> Work order
Say nothing but the number of lines below in which the string "JSON" appears.

> Data extract
# # # #

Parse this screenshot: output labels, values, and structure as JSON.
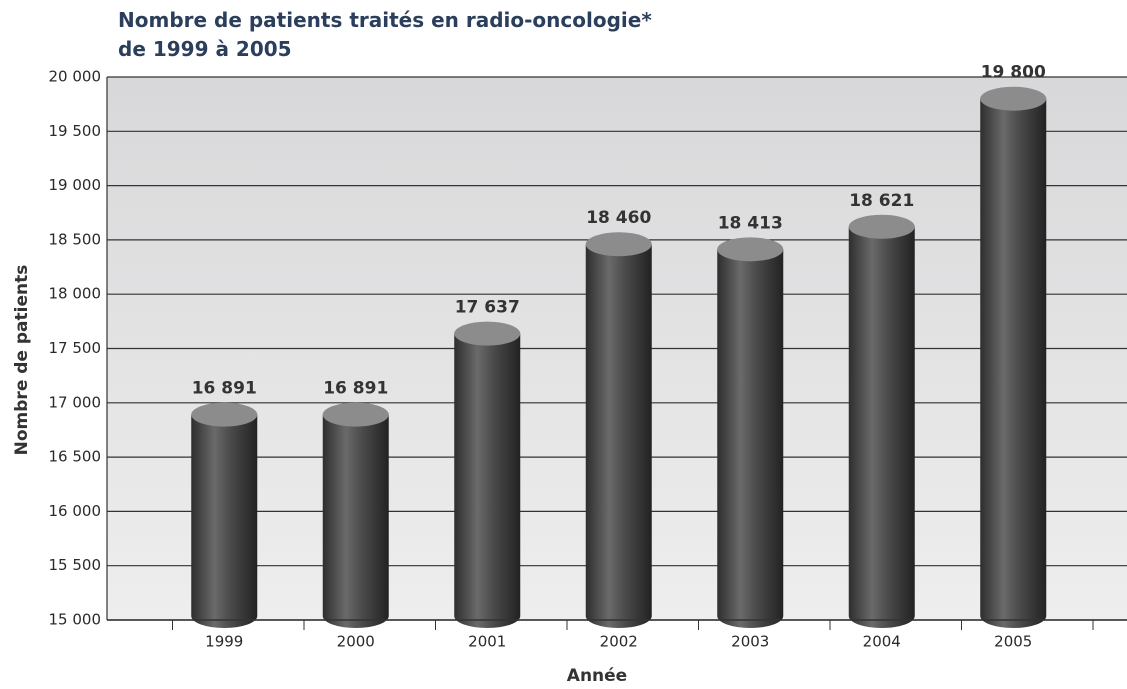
{
  "chart_data": {
    "type": "bar",
    "title": [
      "Nombre de patients traités en radio-oncologie*",
      "de 1999 à 2005"
    ],
    "ylabel": "Nombre de patients",
    "xlabel": "Année",
    "categories": [
      "1999",
      "2000",
      "2001",
      "2002",
      "2003",
      "2004",
      "2005"
    ],
    "values": [
      16891,
      16891,
      17637,
      18460,
      18413,
      18621,
      19800
    ],
    "value_labels": [
      "16 891",
      "16 891",
      "17 637",
      "18 460",
      "18 413",
      "18 621",
      "19 800"
    ],
    "color": "#4a4a4a",
    "ylim": [
      15000,
      20000
    ],
    "yticks": [
      {
        "value": 15000,
        "label": "15 000"
      },
      {
        "value": 15500,
        "label": "15 500"
      },
      {
        "value": 16000,
        "label": "16 000"
      },
      {
        "value": 16500,
        "label": "16 500"
      },
      {
        "value": 17000,
        "label": "17 000"
      },
      {
        "value": 17500,
        "label": "17 500"
      },
      {
        "value": 18000,
        "label": "18 000"
      },
      {
        "value": 18500,
        "label": "18 500"
      },
      {
        "value": 19000,
        "label": "19 000"
      },
      {
        "value": 19500,
        "label": "19 500"
      },
      {
        "value": 20000,
        "label": "20 000"
      }
    ],
    "grid": true
  }
}
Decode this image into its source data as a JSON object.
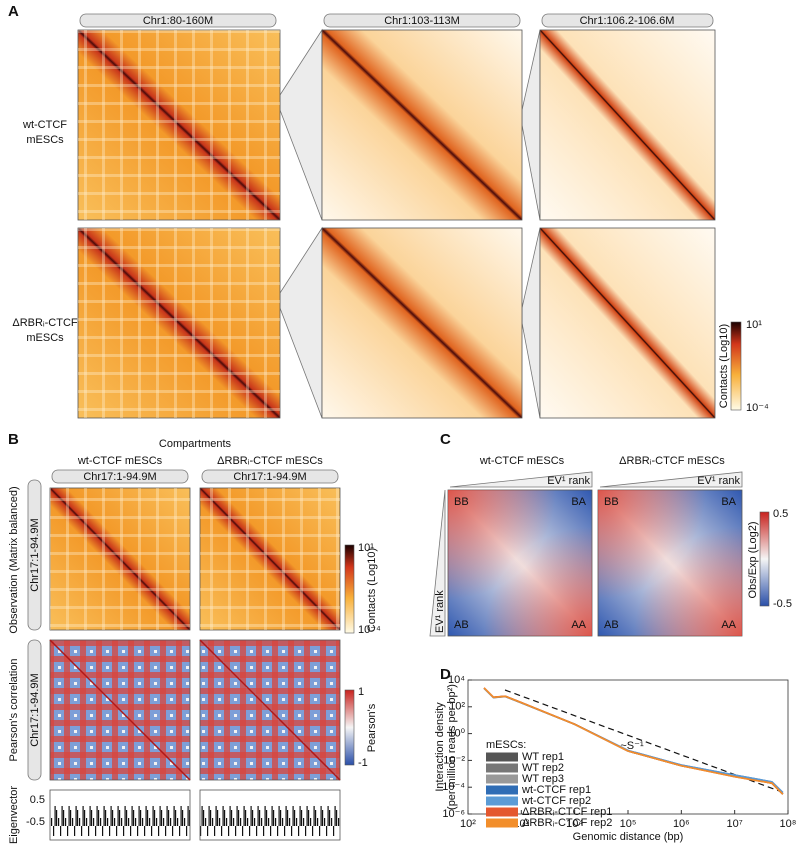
{
  "panel_labels": [
    "A",
    "B",
    "C",
    "D"
  ],
  "panel_a": {
    "headers": [
      "Chr1:80-160M",
      "Chr1:103-113M",
      "Chr1:106.2-106.6M"
    ],
    "rows": [
      [
        "wt-CTCF",
        "mESCs"
      ],
      [
        "ΔRBRᵢ-CTCF",
        "mESCs"
      ]
    ],
    "colorbar": {
      "max": "10¹",
      "min": "10⁻⁴",
      "label": "Contacts (Log10)"
    }
  },
  "panel_b": {
    "title": "Compartments",
    "columns": [
      "wt-CTCF mESCs",
      "ΔRBRᵢ-CTCF mESCs"
    ],
    "region": "Chr17:1-94.9M",
    "row_labels": [
      "Observation (Matrix balanced)",
      "Pearson's correlation",
      "Eigenvector"
    ],
    "contacts_colorbar": {
      "max": "10¹",
      "min": "10⁻⁴",
      "label": "Contacts (Log10)"
    },
    "pearson_colorbar": {
      "max": "1",
      "min": "-1",
      "label": "Pearson's"
    },
    "eigenvector_ticks": [
      "0.5",
      "-0.5"
    ]
  },
  "panel_c": {
    "columns": [
      "wt-CTCF mESCs",
      "ΔRBRᵢ-CTCF mESCs"
    ],
    "rank_label": "EV¹ rank",
    "corners": [
      "BB",
      "BA",
      "AB",
      "AA"
    ],
    "colorbar": {
      "max": "0.5",
      "min": "-0.5",
      "label": "Obs/Exp (Log2)"
    }
  },
  "chart_data": {
    "type": "line",
    "xlabel": "Genomic distance (bp)",
    "ylabel": [
      "Interaction density",
      "(per million reads per bp²)"
    ],
    "annotation": "~S⁻¹",
    "legend_title": "mESCs:",
    "log_x": true,
    "log_y": true,
    "xlim": [
      100,
      100000000
    ],
    "ylim": [
      1e-06,
      10000
    ],
    "xticks": [
      {
        "value": 100,
        "label": "10²"
      },
      {
        "value": 1000,
        "label": "10³"
      },
      {
        "value": 10000,
        "label": "10⁴"
      },
      {
        "value": 100000,
        "label": "10⁵"
      },
      {
        "value": 1000000,
        "label": "10⁶"
      },
      {
        "value": 10000000,
        "label": "10⁷"
      },
      {
        "value": 100000000,
        "label": "10⁸"
      }
    ],
    "yticks": [
      {
        "value": 1e-06,
        "label": "10⁻⁶"
      },
      {
        "value": 0.0001,
        "label": "10⁻⁴"
      },
      {
        "value": 0.01,
        "label": "10⁻²"
      },
      {
        "value": 1,
        "label": "10⁰"
      },
      {
        "value": 100,
        "label": "10²"
      },
      {
        "value": 10000,
        "label": "10⁴"
      }
    ],
    "x": [
      200,
      300,
      500,
      1000,
      10000,
      100000,
      1000000,
      10000000,
      50000000,
      80000000
    ],
    "series": [
      {
        "name": "WT rep1",
        "color": "#555555",
        "values": [
          2500,
          500,
          600,
          200,
          5,
          0.05,
          0.004,
          0.0007,
          0.0002,
          3e-05
        ]
      },
      {
        "name": "WT rep2",
        "color": "#777777",
        "values": [
          2400,
          480,
          580,
          195,
          5,
          0.05,
          0.004,
          0.0007,
          0.0002,
          3e-05
        ]
      },
      {
        "name": "WT rep3",
        "color": "#999999",
        "values": [
          2450,
          490,
          590,
          198,
          5,
          0.05,
          0.004,
          0.0007,
          0.0002,
          3e-05
        ]
      },
      {
        "name": "wt-CTCF rep1",
        "color": "#2f6db5",
        "values": [
          2500,
          510,
          610,
          205,
          5,
          0.055,
          0.0045,
          0.0008,
          0.00025,
          4e-05
        ]
      },
      {
        "name": "wt-CTCF rep2",
        "color": "#5b9bd5",
        "values": [
          2450,
          500,
          600,
          200,
          5,
          0.055,
          0.0045,
          0.0008,
          0.00025,
          4e-05
        ]
      },
      {
        "name": "ΔRBRᵢ-CTCF rep1",
        "color": "#e4572e",
        "values": [
          2600,
          520,
          620,
          210,
          5,
          0.05,
          0.004,
          0.0006,
          0.0002,
          3e-05
        ]
      },
      {
        "name": "ΔRBRᵢ-CTCF rep2",
        "color": "#f28e2b",
        "values": [
          2550,
          510,
          610,
          205,
          5,
          0.05,
          0.004,
          0.0006,
          0.0002,
          3e-05
        ]
      }
    ]
  }
}
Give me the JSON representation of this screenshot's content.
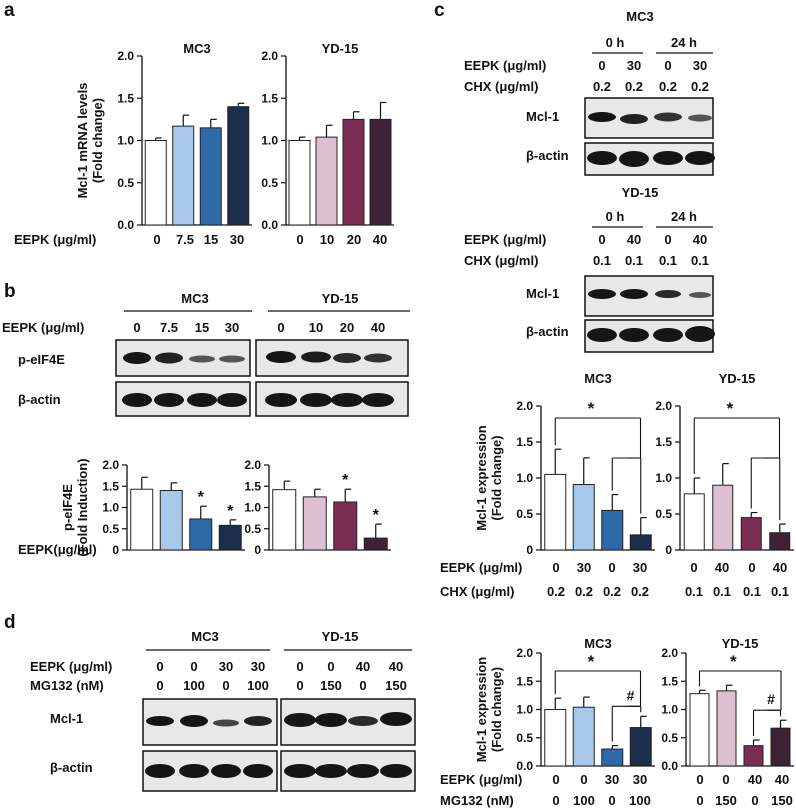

# # # #

> Exercise output
3